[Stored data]
◆ ◆ ◆ ◆ ◆

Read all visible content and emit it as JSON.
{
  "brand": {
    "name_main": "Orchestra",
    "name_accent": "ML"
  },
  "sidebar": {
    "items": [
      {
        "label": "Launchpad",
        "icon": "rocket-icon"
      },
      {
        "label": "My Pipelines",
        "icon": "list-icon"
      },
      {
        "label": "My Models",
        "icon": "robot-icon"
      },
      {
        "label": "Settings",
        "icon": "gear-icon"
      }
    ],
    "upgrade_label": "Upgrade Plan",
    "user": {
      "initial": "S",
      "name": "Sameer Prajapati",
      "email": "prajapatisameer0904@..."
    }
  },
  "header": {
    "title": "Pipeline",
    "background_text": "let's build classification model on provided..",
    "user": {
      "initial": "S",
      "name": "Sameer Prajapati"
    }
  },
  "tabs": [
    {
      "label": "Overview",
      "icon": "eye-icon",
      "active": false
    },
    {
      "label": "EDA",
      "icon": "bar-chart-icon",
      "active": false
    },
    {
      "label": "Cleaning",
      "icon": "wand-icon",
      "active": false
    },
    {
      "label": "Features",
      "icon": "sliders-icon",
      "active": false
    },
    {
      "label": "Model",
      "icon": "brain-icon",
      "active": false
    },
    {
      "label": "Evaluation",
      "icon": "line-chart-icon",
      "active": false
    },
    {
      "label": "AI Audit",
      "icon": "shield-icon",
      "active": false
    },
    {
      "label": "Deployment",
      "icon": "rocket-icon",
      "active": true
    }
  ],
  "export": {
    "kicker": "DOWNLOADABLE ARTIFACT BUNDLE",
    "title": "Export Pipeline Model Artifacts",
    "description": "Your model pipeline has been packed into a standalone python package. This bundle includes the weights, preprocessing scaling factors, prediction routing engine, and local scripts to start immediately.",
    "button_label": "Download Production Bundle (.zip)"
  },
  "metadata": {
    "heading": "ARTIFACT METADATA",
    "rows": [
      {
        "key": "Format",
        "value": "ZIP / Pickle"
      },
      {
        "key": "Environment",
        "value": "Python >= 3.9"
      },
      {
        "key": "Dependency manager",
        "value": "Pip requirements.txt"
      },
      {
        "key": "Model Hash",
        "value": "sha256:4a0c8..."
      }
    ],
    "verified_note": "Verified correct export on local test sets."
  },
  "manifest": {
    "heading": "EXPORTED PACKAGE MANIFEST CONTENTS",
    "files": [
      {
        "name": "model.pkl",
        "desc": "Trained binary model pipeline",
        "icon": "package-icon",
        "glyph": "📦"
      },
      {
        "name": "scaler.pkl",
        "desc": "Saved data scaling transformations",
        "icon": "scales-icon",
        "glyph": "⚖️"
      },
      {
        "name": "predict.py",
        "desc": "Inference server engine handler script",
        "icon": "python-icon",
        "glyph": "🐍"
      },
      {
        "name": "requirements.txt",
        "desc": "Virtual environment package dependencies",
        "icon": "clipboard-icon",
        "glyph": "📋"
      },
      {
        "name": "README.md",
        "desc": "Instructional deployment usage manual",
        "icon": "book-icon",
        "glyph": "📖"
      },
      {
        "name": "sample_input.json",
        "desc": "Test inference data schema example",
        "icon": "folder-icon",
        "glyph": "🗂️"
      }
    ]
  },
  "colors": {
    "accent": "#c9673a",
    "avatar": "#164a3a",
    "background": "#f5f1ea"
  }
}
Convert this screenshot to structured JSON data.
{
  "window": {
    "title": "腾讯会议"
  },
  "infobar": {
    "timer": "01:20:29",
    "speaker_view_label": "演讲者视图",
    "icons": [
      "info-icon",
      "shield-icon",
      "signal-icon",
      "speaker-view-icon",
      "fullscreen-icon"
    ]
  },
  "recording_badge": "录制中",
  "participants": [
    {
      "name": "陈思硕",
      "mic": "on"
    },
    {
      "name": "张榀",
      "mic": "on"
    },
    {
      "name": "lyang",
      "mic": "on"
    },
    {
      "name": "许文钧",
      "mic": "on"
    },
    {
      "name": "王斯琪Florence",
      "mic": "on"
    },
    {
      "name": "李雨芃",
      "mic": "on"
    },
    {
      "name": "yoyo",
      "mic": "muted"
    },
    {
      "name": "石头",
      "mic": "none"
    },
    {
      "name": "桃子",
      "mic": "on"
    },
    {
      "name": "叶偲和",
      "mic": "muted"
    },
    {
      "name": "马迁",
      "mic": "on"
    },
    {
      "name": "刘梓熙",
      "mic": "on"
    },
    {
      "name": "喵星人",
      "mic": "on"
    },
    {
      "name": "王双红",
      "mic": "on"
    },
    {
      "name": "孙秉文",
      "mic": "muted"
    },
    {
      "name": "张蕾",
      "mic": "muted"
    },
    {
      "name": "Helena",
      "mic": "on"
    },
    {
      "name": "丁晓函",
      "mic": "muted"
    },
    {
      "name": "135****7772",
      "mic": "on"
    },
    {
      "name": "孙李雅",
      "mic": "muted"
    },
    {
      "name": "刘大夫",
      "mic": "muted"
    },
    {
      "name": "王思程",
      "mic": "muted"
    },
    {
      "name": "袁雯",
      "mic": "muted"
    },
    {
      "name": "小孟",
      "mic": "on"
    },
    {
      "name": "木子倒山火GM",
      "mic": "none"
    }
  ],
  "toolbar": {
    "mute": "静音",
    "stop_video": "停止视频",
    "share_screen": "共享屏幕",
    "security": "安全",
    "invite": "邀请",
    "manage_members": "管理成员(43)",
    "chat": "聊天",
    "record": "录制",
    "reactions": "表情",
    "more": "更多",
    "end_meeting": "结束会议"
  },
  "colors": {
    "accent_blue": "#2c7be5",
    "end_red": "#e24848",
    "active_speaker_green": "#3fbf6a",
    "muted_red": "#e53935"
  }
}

◆ ◆ ◆ ◆ ◆

*GIVEN REQUEST*. All of the data shown above must be copied exactly.

*EXERCISE SOLUTION*.
Read all visible content and emit it as JSON.
{
  "brand": {
    "name_main": "Orchestra",
    "name_accent": "ML"
  },
  "sidebar": {
    "items": [
      {
        "label": "Launchpad",
        "icon": "rocket-icon"
      },
      {
        "label": "My Pipelines",
        "icon": "list-icon"
      },
      {
        "label": "My Models",
        "icon": "robot-icon"
      },
      {
        "label": "Settings",
        "icon": "gear-icon"
      }
    ],
    "upgrade_label": "Upgrade Plan",
    "user": {
      "initial": "S",
      "name": "Sameer Prajapati",
      "email": "prajapatisameer0904@..."
    }
  },
  "header": {
    "title": "Pipeline",
    "background_text": "let's build classification model on provided..",
    "user": {
      "initial": "S",
      "name": "Sameer Prajapati"
    }
  },
  "tabs": [
    {
      "label": "Overview",
      "icon": "eye-icon",
      "active": false
    },
    {
      "label": "EDA",
      "icon": "bar-chart-icon",
      "active": false
    },
    {
      "label": "Cleaning",
      "icon": "wand-icon",
      "active": false
    },
    {
      "label": "Features",
      "icon": "sliders-icon",
      "active": false
    },
    {
      "label": "Model",
      "icon": "brain-icon",
      "active": false
    },
    {
      "label": "Evaluation",
      "icon": "line-chart-icon",
      "active": false
    },
    {
      "label": "AI Audit",
      "icon": "shield-icon",
      "active": false
    },
    {
      "label": "Deployment",
      "icon": "rocket-icon",
      "active": true
    }
  ],
  "export": {
    "kicker": "DOWNLOADABLE ARTIFACT BUNDLE",
    "title": "Export Pipeline Model Artifacts",
    "description": "Your model pipeline has been packed into a standalone python package. This bundle includes the weights, preprocessing scaling factors, prediction routing engine, and local scripts to start immediately.",
    "button_label": "Download Production Bundle (.zip)"
  },
  "metadata": {
    "heading": "ARTIFACT METADATA",
    "rows": [
      {
        "key": "Format",
        "value": "ZIP / Pickle"
      },
      {
        "key": "Environment",
        "value": "Python >= 3.9"
      },
      {
        "key": "Dependency manager",
        "value": "Pip requirements.txt"
      },
      {
        "key": "Model Hash",
        "value": "sha256:4a0c8..."
      }
    ],
    "verified_note": "Verified correct export on local test sets."
  },
  "manifest": {
    "heading": "EXPORTED PACKAGE MANIFEST CONTENTS",
    "files": [
      {
        "name": "model.pkl",
        "desc": "Trained binary model pipeline",
        "icon": "package-icon",
        "glyph": "📦"
      },
      {
        "name": "scaler.pkl",
        "desc": "Saved data scaling transformations",
        "icon": "scales-icon",
        "glyph": "⚖️"
      },
      {
        "name": "predict.py",
        "desc": "Inference server engine handler script",
        "icon": "python-icon",
        "glyph": "🐍"
      },
      {
        "name": "requirements.txt",
        "desc": "Virtual environment package dependencies",
        "icon": "clipboard-icon",
        "glyph": "📋"
      },
      {
        "name": "README.md",
        "desc": "Instructional deployment usage manual",
        "icon": "book-icon",
        "glyph": "📖"
      },
      {
        "name": "sample_input.json",
        "desc": "Test inference data schema example",
        "icon": "folder-icon",
        "glyph": "🗂️"
      }
    ]
  },
  "colors": {
    "accent": "#c9673a",
    "avatar": "#164a3a",
    "background": "#f5f1ea"
  }
}
Convert this screenshot to structured JSON data.
{
  "window": {
    "title": "腾讯会议"
  },
  "infobar": {
    "timer": "01:20:29",
    "speaker_view_label": "演讲者视图",
    "icons": [
      "info-icon",
      "shield-icon",
      "signal-icon",
      "speaker-view-icon",
      "fullscreen-icon"
    ]
  },
  "recording_badge": "录制中",
  "participants": [
    {
      "name": "陈思硕",
      "mic": "on"
    },
    {
      "name": "张榀",
      "mic": "on"
    },
    {
      "name": "lyang",
      "mic": "on"
    },
    {
      "name": "许文钧",
      "mic": "on"
    },
    {
      "name": "王斯琪Florence",
      "mic": "on"
    },
    {
      "name": "李雨芃",
      "mic": "on"
    },
    {
      "name": "yoyo",
      "mic": "muted"
    },
    {
      "name": "石头",
      "mic": "none"
    },
    {
      "name": "桃子",
      "mic": "on"
    },
    {
      "name": "叶偲和",
      "mic": "muted"
    },
    {
      "name": "马迁",
      "mic": "on"
    },
    {
      "name": "刘梓熙",
      "mic": "on"
    },
    {
      "name": "喵星人",
      "mic": "on"
    },
    {
      "name": "王双红",
      "mic": "on"
    },
    {
      "name": "孙秉文",
      "mic": "muted"
    },
    {
      "name": "张蕾",
      "mic": "muted"
    },
    {
      "name": "Helena",
      "mic": "on"
    },
    {
      "name": "丁晓函",
      "mic": "muted"
    },
    {
      "name": "135****7772",
      "mic": "on"
    },
    {
      "name": "孙李雅",
      "mic": "muted"
    },
    {
      "name": "刘大夫",
      "mic": "muted"
    },
    {
      "name": "王思程",
      "mic": "muted"
    },
    {
      "name": "袁雯",
      "mic": "muted"
    },
    {
      "name": "小孟",
      "mic": "on"
    },
    {
      "name": "木子倒山火GM",
      "mic": "none"
    }
  ],
  "toolbar": {
    "mute": "静音",
    "stop_video": "停止视频",
    "share_screen": "共享屏幕",
    "security": "安全",
    "invite": "邀请",
    "manage_members": "管理成员(43)",
    "chat": "聊天",
    "record": "录制",
    "reactions": "表情",
    "more": "更多",
    "end_meeting": "结束会议"
  },
  "colors": {
    "accent_blue": "#2c7be5",
    "end_red": "#e24848",
    "active_speaker_green": "#3fbf6a",
    "muted_red": "#e53935"
  }
}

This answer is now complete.